PROBLEM DESCRIPTION: Review the material line by line. Identify and copy every line that contains the string "waveform".
— Start of EXTRACTED RECORDS —
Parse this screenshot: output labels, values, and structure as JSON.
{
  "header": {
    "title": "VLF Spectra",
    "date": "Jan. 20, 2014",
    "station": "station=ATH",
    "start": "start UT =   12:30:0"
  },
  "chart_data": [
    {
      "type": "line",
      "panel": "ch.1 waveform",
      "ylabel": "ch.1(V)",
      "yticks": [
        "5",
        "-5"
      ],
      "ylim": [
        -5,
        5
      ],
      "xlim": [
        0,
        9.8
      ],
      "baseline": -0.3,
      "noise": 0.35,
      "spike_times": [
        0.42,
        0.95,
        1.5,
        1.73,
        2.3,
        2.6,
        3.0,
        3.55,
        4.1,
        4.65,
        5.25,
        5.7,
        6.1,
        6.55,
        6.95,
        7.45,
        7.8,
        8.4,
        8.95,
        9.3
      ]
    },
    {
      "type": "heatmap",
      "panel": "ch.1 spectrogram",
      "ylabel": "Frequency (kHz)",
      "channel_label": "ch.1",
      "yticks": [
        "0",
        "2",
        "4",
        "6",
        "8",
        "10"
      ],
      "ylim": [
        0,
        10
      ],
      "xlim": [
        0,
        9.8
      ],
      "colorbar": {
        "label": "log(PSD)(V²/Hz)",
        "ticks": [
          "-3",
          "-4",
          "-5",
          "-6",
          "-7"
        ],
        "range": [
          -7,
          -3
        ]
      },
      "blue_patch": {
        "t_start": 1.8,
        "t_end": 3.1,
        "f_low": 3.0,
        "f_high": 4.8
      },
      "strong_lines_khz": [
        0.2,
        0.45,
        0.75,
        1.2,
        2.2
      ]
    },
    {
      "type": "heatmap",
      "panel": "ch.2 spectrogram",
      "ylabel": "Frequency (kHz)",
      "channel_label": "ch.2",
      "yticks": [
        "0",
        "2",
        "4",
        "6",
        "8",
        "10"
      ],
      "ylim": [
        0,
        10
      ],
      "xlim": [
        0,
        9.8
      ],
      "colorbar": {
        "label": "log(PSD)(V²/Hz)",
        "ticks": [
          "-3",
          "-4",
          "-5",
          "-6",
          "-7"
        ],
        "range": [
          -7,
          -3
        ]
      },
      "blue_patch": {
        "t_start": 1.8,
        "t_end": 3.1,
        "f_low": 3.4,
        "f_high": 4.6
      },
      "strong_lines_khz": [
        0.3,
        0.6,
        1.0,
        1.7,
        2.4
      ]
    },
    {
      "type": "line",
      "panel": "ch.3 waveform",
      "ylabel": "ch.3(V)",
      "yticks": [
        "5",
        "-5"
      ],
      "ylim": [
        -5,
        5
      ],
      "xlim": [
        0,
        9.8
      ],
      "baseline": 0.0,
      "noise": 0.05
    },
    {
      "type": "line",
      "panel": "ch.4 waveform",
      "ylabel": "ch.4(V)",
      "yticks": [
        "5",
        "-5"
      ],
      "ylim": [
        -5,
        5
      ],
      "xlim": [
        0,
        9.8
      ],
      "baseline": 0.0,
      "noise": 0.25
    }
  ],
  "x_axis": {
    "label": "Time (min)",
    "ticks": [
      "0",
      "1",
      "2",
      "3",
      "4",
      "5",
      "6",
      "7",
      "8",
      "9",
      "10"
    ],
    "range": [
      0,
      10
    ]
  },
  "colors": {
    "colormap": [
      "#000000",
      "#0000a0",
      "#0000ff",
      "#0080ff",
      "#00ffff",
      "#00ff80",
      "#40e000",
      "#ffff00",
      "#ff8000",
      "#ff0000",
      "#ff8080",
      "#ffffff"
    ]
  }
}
— End of EXTRACTED RECORDS —
PROBLEM SOLUTION:
      "panel": "ch.1 waveform",
      "panel": "ch.3 waveform",
      "panel": "ch.4 waveform",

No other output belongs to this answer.